Information provided —
━━━━
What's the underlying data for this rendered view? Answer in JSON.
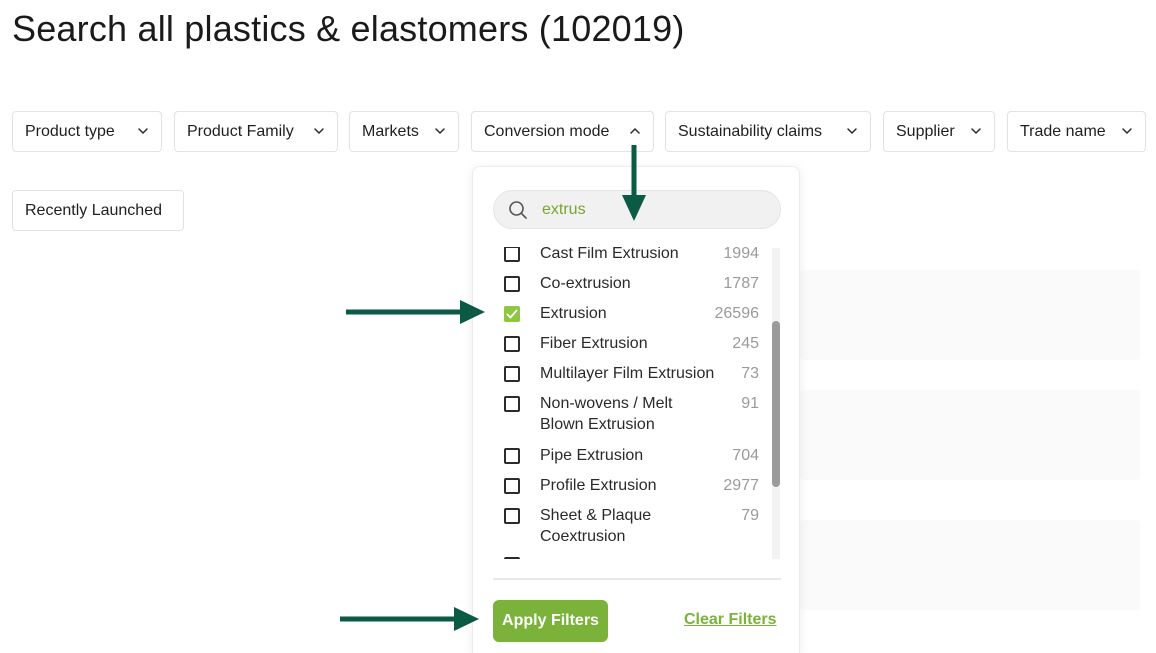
{
  "page": {
    "title": "Search all plastics & elastomers (102019)"
  },
  "filters": [
    {
      "label": "Product type",
      "expanded": false
    },
    {
      "label": "Product Family",
      "expanded": false
    },
    {
      "label": "Markets",
      "expanded": false
    },
    {
      "label": "Conversion mode",
      "expanded": true
    },
    {
      "label": "Sustainability claims",
      "expanded": false
    },
    {
      "label": "Supplier",
      "expanded": false
    },
    {
      "label": "Trade name",
      "expanded": false
    }
  ],
  "recently_launched": {
    "label": "Recently Launched"
  },
  "dropdown": {
    "search": {
      "value": "extrus"
    },
    "options": [
      {
        "label": "Cast Film Extrusion",
        "count": "1994",
        "checked": false
      },
      {
        "label": "Co-extrusion",
        "count": "1787",
        "checked": false
      },
      {
        "label": "Extrusion",
        "count": "26596",
        "checked": true
      },
      {
        "label": "Fiber Extrusion",
        "count": "245",
        "checked": false
      },
      {
        "label": "Multilayer Film Extrusion",
        "count": "73",
        "checked": false
      },
      {
        "label": "Non-wovens / Melt Blown Extrusion",
        "count": "91",
        "checked": false
      },
      {
        "label": "Pipe Extrusion",
        "count": "704",
        "checked": false
      },
      {
        "label": "Profile Extrusion",
        "count": "2977",
        "checked": false
      },
      {
        "label": "Sheet & Plaque Coextrusion",
        "count": "79",
        "checked": false
      }
    ],
    "apply_label": "Apply Filters",
    "clear_label": "Clear Filters"
  },
  "colors": {
    "accent_green": "#7bb23a",
    "search_text_green": "#7ba334",
    "annotation_arrow": "#0b5a44"
  },
  "icons": {
    "chevron_down": "chevron-down-icon",
    "chevron_up": "chevron-up-icon",
    "search": "search-icon",
    "check": "check-icon",
    "arrow": "arrow-icon"
  }
}
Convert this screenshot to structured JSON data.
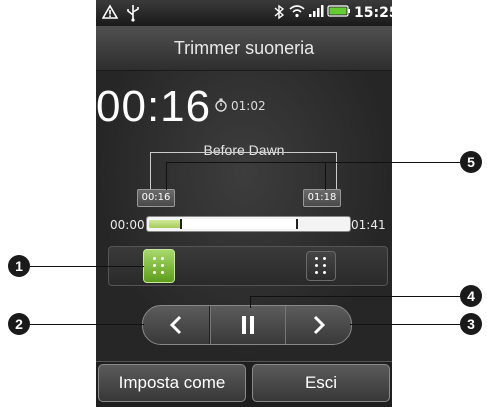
{
  "status_bar": {
    "time": "15:25",
    "icons": [
      "warning-icon",
      "usb-icon",
      "bluetooth-icon",
      "wifi-icon",
      "signal-icon",
      "battery-icon"
    ]
  },
  "screen": {
    "title": "Trimmer suoneria",
    "current_time": "00:16",
    "total_duration": "01:02",
    "song_title": "Before Dawn",
    "marker_start": "00:16",
    "marker_end": "01:18",
    "track_start": "00:00",
    "track_end": "01:41"
  },
  "controls": {
    "prev_icon": "chevron-left-icon",
    "play_pause_icon": "pause-icon",
    "next_icon": "chevron-right-icon"
  },
  "buttons": {
    "set_as": "Imposta come",
    "exit": "Esci"
  },
  "callouts": [
    "1",
    "2",
    "3",
    "4",
    "5"
  ],
  "colors": {
    "accent_green": "#7fbf3a",
    "background": "#2a2a2a",
    "text": "#ffffff"
  }
}
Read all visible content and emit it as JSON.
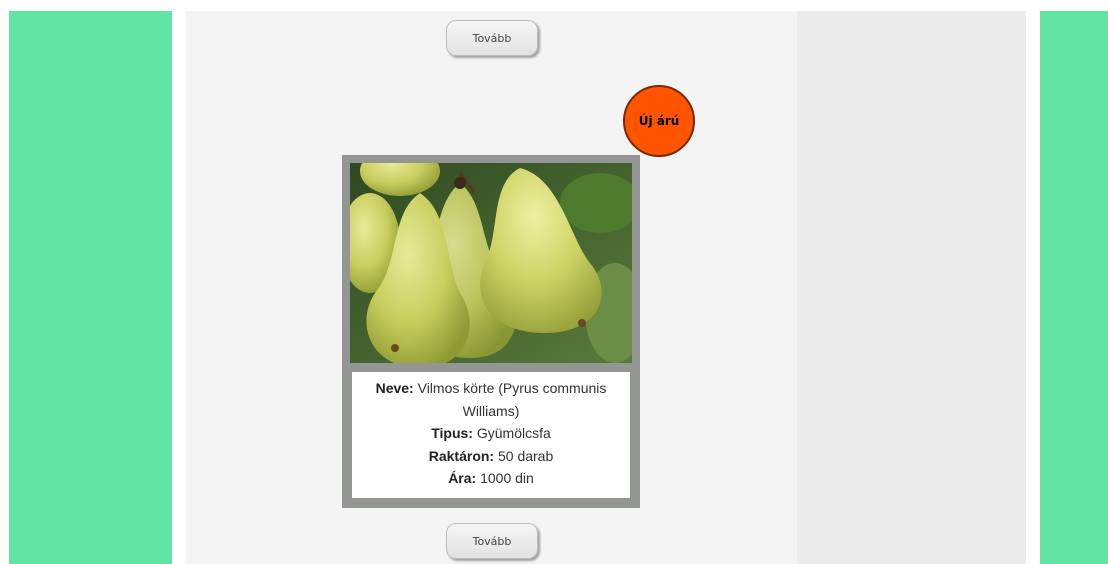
{
  "pager": {
    "next_label_top": "Tovább",
    "next_label_bottom": "Tovább"
  },
  "badge": {
    "label": "Új árú"
  },
  "product": {
    "name_label": "Neve:",
    "name_value_line1": "Vilmos körte (Pyrus communis",
    "name_value_line2": "Williams)",
    "type_label": "Tipus:",
    "type_value": "Gyümölcsfa",
    "stock_label": "Raktáron:",
    "stock_value": "50 darab",
    "price_label": "Ára:",
    "price_value": "1000 din",
    "image_subject": "pears-photo"
  },
  "colors": {
    "stripe": "#62e5a4",
    "main_bg": "#f4f4f4",
    "side_bg": "#ececec",
    "badge": "#ff5500",
    "card_frame": "#949694"
  }
}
━━━━
Given problem — Say how many lines in the records above hold "data", and give no other text.

Response to the exercise — 2